Give the total number of lines with the word "xanh" in them, and no other words.

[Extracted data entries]

┄┄┄┄┄┄┄┄┄┄┄┄┄┄┄┄┄┄┄┄

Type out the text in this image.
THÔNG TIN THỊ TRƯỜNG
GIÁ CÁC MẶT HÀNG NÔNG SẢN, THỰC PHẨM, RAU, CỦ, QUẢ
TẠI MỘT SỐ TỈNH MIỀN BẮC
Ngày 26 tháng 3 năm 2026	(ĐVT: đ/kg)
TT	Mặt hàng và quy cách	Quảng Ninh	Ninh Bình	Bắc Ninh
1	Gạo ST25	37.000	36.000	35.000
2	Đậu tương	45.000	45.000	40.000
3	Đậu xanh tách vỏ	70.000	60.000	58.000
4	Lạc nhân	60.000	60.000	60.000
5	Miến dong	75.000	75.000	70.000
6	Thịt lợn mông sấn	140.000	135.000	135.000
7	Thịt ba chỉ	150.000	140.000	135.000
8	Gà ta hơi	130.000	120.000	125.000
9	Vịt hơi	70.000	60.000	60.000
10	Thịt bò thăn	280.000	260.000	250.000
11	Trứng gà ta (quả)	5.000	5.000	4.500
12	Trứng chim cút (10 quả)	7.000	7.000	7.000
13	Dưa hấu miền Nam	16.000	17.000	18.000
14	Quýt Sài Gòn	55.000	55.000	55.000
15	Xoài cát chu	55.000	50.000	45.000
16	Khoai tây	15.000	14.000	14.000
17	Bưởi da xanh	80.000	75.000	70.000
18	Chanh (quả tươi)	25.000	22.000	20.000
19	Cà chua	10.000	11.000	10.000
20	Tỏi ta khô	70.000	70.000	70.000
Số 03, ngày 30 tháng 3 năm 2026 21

┄┄┄┄┄┄┄┄┄┄┄┄┄┄┄┄┄┄┄┄

* [Final answer]
2